» **What is asked**: From the listing below, pick out each line with the word "this".

» **Material supplied**:
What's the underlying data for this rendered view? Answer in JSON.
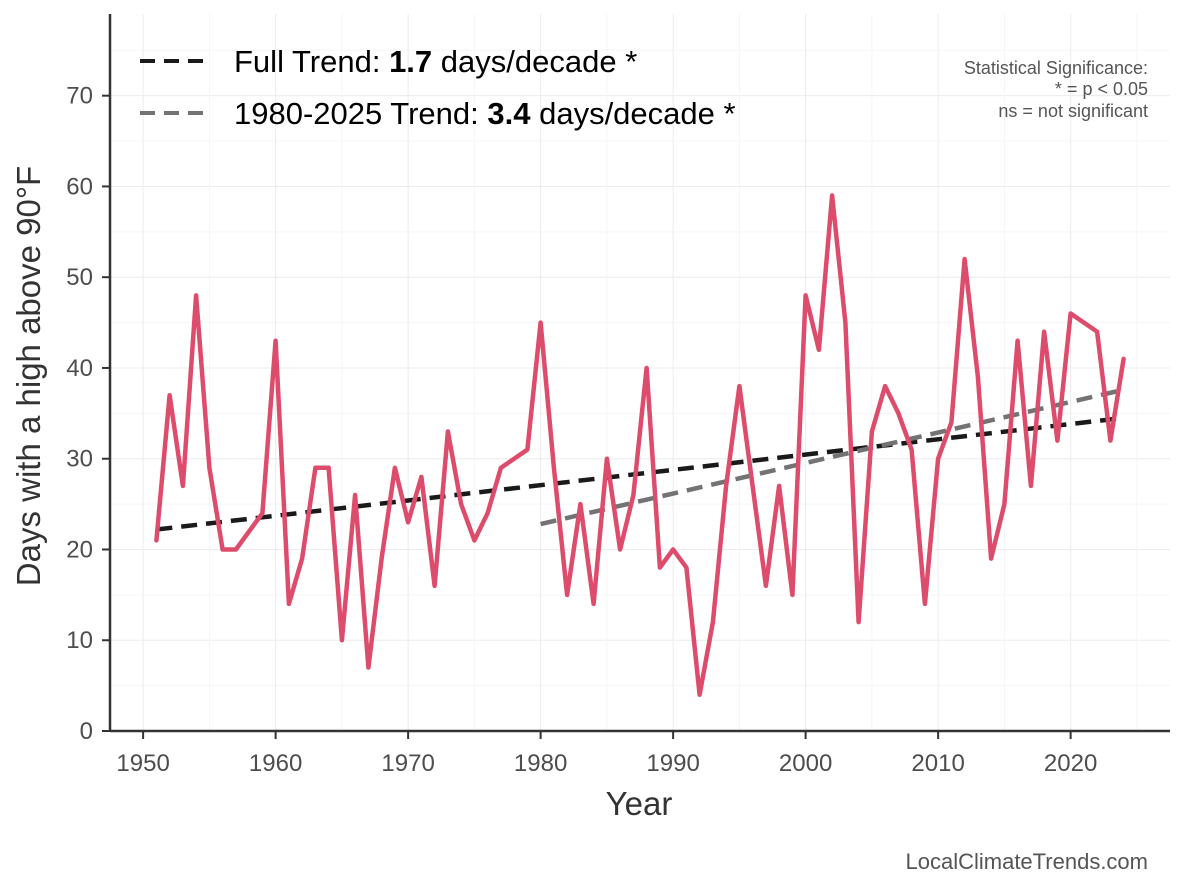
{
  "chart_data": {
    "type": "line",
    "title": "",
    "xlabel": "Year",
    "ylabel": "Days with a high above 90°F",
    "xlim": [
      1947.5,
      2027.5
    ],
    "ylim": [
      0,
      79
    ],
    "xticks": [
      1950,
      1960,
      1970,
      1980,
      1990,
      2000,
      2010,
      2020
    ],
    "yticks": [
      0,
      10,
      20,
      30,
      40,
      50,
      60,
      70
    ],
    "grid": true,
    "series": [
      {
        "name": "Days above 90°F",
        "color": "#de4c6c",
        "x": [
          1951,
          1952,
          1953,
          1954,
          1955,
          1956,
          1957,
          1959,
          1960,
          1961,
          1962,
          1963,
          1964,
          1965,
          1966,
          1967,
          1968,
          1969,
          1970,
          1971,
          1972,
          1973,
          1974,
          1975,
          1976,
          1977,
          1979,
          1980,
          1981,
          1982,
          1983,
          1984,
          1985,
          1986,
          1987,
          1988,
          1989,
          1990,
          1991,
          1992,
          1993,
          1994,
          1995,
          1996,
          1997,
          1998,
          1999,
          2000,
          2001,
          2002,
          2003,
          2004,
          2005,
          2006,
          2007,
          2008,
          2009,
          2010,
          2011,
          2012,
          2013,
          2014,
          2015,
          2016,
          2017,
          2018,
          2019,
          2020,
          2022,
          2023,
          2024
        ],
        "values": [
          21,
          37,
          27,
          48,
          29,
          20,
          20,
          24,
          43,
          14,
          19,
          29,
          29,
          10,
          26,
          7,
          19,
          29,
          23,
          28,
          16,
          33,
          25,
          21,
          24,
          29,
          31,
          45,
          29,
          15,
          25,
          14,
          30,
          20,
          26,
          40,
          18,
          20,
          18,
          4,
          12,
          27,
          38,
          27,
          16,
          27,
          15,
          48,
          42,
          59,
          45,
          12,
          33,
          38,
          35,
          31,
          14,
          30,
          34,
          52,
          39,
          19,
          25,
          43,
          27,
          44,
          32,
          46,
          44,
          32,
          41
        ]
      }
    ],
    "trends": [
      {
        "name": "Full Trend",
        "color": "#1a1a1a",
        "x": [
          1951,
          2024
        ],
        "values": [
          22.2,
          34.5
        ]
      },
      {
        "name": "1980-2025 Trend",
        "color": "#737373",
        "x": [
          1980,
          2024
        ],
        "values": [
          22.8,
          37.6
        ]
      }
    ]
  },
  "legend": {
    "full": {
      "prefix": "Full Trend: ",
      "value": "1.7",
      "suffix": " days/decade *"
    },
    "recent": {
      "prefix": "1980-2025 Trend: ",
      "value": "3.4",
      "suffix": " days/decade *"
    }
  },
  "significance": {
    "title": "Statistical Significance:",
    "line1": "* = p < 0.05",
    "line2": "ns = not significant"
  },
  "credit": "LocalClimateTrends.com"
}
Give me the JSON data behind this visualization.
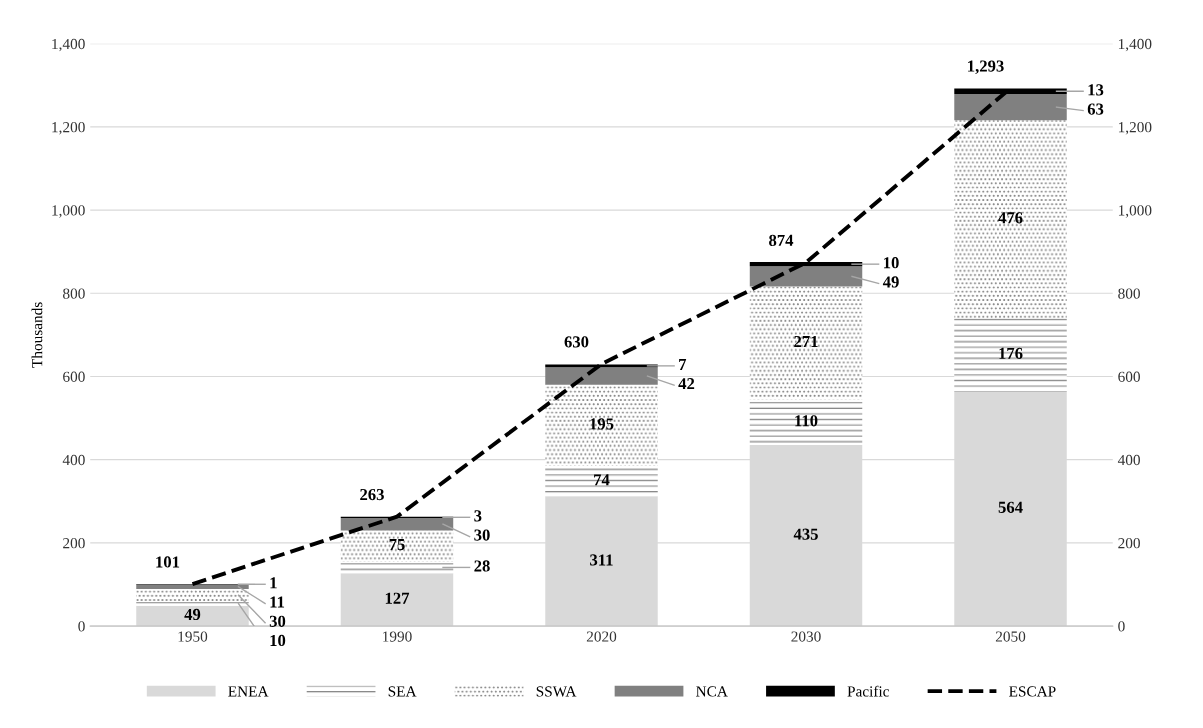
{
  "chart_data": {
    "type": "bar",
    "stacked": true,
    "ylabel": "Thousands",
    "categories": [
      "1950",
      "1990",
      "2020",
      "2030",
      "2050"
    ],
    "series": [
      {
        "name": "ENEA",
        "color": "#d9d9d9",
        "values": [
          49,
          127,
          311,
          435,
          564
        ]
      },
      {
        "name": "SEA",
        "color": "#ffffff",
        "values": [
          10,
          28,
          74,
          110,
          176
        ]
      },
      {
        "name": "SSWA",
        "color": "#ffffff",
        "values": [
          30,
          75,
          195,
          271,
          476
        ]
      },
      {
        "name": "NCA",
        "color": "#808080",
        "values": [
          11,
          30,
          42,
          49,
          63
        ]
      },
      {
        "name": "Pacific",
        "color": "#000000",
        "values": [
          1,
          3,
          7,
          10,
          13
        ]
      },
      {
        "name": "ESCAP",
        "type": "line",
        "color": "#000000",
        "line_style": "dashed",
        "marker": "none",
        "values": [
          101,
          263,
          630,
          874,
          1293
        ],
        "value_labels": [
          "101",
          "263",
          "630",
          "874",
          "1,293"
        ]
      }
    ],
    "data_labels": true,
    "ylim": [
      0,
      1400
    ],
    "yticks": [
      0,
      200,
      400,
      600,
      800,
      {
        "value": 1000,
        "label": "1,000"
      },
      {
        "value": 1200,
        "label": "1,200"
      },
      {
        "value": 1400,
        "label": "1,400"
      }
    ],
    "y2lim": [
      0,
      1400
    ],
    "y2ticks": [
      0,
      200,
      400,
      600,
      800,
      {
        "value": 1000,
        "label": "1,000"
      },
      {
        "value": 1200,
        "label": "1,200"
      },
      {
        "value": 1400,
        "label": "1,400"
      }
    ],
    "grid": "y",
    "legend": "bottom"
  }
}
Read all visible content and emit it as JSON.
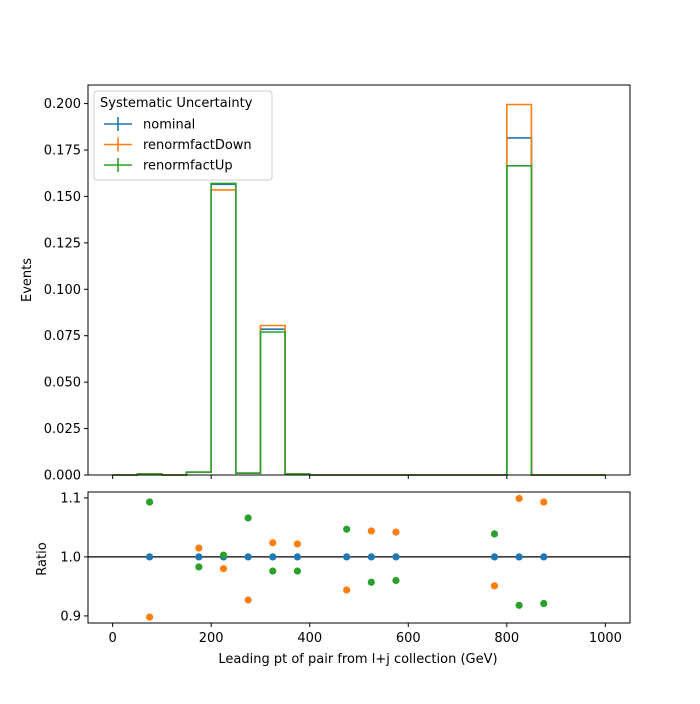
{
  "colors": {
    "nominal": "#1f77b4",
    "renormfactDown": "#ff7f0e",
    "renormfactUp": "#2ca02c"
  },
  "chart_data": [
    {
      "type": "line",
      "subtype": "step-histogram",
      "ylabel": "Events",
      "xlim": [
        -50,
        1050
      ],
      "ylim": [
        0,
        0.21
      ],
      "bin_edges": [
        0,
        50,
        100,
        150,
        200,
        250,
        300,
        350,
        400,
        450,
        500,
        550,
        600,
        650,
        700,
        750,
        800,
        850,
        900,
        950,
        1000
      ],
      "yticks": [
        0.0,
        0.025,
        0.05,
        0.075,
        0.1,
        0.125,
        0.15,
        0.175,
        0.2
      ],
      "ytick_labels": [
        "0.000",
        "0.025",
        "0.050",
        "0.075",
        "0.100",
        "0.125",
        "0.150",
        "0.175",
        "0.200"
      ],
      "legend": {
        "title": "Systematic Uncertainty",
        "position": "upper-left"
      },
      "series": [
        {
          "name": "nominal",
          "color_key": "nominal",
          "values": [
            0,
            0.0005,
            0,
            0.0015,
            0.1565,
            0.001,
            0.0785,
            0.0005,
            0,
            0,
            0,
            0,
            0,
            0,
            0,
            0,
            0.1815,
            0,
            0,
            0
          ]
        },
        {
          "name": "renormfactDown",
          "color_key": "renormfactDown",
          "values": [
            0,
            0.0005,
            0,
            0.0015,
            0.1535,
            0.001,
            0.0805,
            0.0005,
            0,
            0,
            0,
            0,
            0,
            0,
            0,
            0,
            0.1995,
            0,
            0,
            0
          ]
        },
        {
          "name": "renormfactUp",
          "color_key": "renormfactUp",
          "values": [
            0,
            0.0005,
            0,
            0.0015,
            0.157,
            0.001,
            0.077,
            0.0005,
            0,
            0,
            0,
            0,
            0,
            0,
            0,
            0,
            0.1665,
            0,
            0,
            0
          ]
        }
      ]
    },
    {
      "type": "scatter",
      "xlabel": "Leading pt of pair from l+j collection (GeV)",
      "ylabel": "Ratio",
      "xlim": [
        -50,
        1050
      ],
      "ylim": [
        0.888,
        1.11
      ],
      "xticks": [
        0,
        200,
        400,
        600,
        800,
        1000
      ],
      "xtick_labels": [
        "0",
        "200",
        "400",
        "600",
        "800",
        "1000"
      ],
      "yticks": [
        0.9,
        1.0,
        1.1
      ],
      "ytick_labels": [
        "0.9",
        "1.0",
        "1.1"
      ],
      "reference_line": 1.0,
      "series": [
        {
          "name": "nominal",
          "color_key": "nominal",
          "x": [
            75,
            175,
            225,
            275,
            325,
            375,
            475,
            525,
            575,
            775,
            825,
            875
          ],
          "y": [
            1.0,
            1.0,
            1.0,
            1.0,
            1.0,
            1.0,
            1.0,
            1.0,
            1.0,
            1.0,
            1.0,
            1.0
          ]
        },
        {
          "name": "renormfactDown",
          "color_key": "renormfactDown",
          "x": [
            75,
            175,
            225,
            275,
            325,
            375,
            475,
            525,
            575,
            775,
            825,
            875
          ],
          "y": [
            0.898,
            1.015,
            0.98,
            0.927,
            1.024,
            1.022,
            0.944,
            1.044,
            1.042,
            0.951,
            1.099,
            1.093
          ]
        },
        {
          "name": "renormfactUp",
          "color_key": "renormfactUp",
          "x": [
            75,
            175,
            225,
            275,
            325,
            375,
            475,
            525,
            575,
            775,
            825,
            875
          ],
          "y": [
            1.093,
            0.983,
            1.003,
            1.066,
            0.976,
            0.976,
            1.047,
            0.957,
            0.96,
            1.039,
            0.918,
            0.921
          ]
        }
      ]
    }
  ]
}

» **The result**:
What's the underlying data for this rendered view? Answer in JSON.
Give me the JSON data behind this visualization.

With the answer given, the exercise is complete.